(Stored items)
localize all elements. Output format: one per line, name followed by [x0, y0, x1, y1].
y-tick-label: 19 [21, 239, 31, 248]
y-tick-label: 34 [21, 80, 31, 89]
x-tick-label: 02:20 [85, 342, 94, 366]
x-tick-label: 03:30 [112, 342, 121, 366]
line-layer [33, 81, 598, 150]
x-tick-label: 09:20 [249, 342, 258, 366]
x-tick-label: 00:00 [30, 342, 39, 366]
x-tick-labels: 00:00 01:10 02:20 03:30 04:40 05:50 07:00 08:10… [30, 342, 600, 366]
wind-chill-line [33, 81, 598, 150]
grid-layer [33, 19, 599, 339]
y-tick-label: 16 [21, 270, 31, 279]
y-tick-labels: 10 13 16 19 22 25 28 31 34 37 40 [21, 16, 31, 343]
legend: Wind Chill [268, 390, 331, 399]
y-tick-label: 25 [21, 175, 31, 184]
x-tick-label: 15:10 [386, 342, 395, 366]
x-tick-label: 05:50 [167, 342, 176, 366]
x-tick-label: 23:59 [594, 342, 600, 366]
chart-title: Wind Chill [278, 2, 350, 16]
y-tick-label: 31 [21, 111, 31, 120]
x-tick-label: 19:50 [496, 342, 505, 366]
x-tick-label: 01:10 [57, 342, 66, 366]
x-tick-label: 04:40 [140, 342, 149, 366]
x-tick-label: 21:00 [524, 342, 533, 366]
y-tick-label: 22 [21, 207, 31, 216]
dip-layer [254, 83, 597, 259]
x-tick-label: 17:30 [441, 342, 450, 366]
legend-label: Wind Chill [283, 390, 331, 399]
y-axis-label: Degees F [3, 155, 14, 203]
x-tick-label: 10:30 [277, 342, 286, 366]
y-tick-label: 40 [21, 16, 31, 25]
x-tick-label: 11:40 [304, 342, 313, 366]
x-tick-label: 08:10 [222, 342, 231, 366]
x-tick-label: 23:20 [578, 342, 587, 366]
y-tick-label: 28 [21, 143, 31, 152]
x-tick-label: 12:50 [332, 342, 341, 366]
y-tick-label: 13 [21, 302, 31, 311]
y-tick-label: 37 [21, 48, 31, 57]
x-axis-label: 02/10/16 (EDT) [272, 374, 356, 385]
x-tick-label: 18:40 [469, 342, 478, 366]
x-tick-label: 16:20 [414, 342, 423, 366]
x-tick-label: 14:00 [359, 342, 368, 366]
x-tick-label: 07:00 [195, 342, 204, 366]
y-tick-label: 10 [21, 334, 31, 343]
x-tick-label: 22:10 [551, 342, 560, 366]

▶ _PROBLEM STATEMENT_: Copy everything from the start of the items down to the line containing "x-tick-label: 04:40 [140, 342, 149, 366]", keeping each line unchanged.

▶ _IN RESPONSE_:
localize all elements. Output format: one per line, name followed by [x0, y0, x1, y1].
y-tick-label: 19 [21, 239, 31, 248]
y-tick-label: 34 [21, 80, 31, 89]
x-tick-label: 02:20 [85, 342, 94, 366]
x-tick-label: 03:30 [112, 342, 121, 366]
line-layer [33, 81, 598, 150]
x-tick-label: 09:20 [249, 342, 258, 366]
x-tick-label: 00:00 [30, 342, 39, 366]
x-tick-labels: 00:00 01:10 02:20 03:30 04:40 05:50 07:00 08:10… [30, 342, 600, 366]
wind-chill-line [33, 81, 598, 150]
grid-layer [33, 19, 599, 339]
y-tick-label: 16 [21, 270, 31, 279]
y-tick-labels: 10 13 16 19 22 25 28 31 34 37 40 [21, 16, 31, 343]
legend: Wind Chill [268, 390, 331, 399]
y-tick-label: 25 [21, 175, 31, 184]
x-tick-label: 15:10 [386, 342, 395, 366]
x-tick-label: 05:50 [167, 342, 176, 366]
x-tick-label: 23:59 [594, 342, 600, 366]
chart-title: Wind Chill [278, 2, 350, 16]
y-tick-label: 31 [21, 111, 31, 120]
x-tick-label: 19:50 [496, 342, 505, 366]
x-tick-label: 01:10 [57, 342, 66, 366]
x-tick-label: 04:40 [140, 342, 149, 366]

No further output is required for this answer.